## START PROVIDED ENTRIES
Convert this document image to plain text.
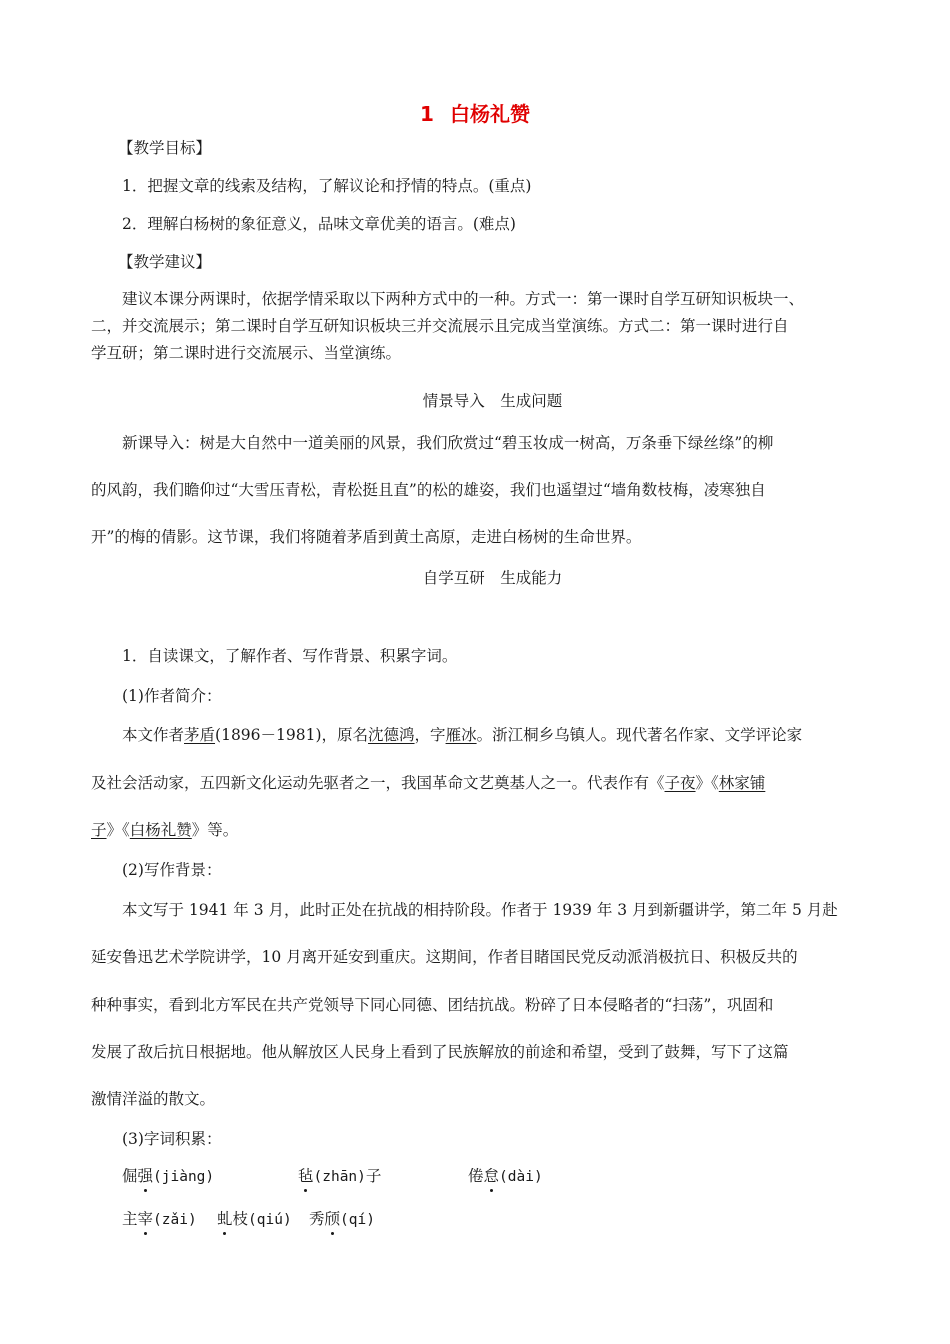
1 白杨礼赞
【教学目标】
1．把握文章的线索及结构，了解议论和抒情的特点。(重点)
2．理解白杨树的象征意义，品味文章优美的语言。(难点)
【教学建议】
建议本课分两课时，依据学情采取以下两种方式中的一种。方式一：第一课时自学互研知识板块一、
二，并交流展示；第二课时自学互研知识板块三并交流展示且完成当堂演练。方式二：第一课时进行自
学互研；第二课时进行交流展示、当堂演练。
情景导入　生成问题
新课导入：树是大自然中一道美丽的风景，我们欣赏过“碧玉妆成一树高，万条垂下绿丝绦”的柳
的风韵，我们瞻仰过“大雪压青松，青松挺且直”的松的雄姿，我们也遥望过“墙角数枝梅，凌寒独自
开”的梅的倩影。这节课，我们将随着茅盾到黄土高原，走进白杨树的生命世界。
自学互研　生成能力
1．自读课文，了解作者、写作背景、积累字词。
(1)作者简介：
本文作者茅盾(1896－1981)，原名沈德鸿，字雁冰。浙江桐乡乌镇人。现代著名作家、文学评论家
及社会活动家，五四新文化运动先驱者之一，我国革命文艺奠基人之一。代表作有《子夜》《林家铺
子》《白杨礼赞》等。
(2)写作背景：
本文写于 1941 年 3 月，此时正处在抗战的相持阶段。作者于 1939 年 3 月到新疆讲学，第二年 5 月赴
延安鲁迅艺术学院讲学，10 月离开延安到重庆。这期间，作者目睹国民党反动派消极抗日、积极反共的
种种事实，看到北方军民在共产党领导下同心同德、团结抗战。粉碎了日本侵略者的“扫荡”，巩固和
发展了敌后抗日根据地。他从解放区人民身上看到了民族解放的前途和希望，受到了鼓舞，写下了这篇
激情洋溢的散文。
(3)字词积累：
倔强(jiàng)	毡(zhān)子	倦怠(dài)
主宰(zǎi) 虬枝(qiú) 秀颀(qí)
## END PROVIDED ENTRIES
=== TASK TO CARRY OUT ===
Your copy should match the records word for word, with the pictures removed.

=== RESPONSE FOR THIS EXERCISE ===
Convert this document image to plain text.
1 白杨礼赞
【教学目标】
1．把握文章的线索及结构，了解议论和抒情的特点。(重点)
2．理解白杨树的象征意义，品味文章优美的语言。(难点)
【教学建议】
建议本课分两课时，依据学情采取以下两种方式中的一种。方式一：第一课时自学互研知识板块一、
二，并交流展示；第二课时自学互研知识板块三并交流展示且完成当堂演练。方式二：第一课时进行自
学互研；第二课时进行交流展示、当堂演练。
情景导入　生成问题
新课导入：树是大自然中一道美丽的风景，我们欣赏过“碧玉妆成一树高，万条垂下绿丝绦”的柳
的风韵，我们瞻仰过“大雪压青松，青松挺且直”的松的雄姿，我们也遥望过“墙角数枝梅，凌寒独自
开”的梅的倩影。这节课，我们将随着茅盾到黄土高原，走进白杨树的生命世界。
自学互研　生成能力
1．自读课文，了解作者、写作背景、积累字词。
(1)作者简介：
本文作者茅盾(1896－1981)，原名沈德鸿，字雁冰。浙江桐乡乌镇人。现代著名作家、文学评论家
及社会活动家，五四新文化运动先驱者之一，我国革命文艺奠基人之一。代表作有《子夜》《林家铺
子》《白杨礼赞》等。
(2)写作背景：
本文写于 1941 年 3 月，此时正处在抗战的相持阶段。作者于 1939 年 3 月到新疆讲学，第二年 5 月赴
延安鲁迅艺术学院讲学，10 月离开延安到重庆。这期间，作者目睹国民党反动派消极抗日、积极反共的
种种事实，看到北方军民在共产党领导下同心同德、团结抗战。粉碎了日本侵略者的“扫荡”，巩固和
发展了敌后抗日根据地。他从解放区人民身上看到了民族解放的前途和希望，受到了鼓舞，写下了这篇
激情洋溢的散文。
(3)字词积累：
倔强(jiàng)	毡(zhān)子	倦怠(dài)
主宰(zǎi) 虬枝(qiú) 秀颀(qí)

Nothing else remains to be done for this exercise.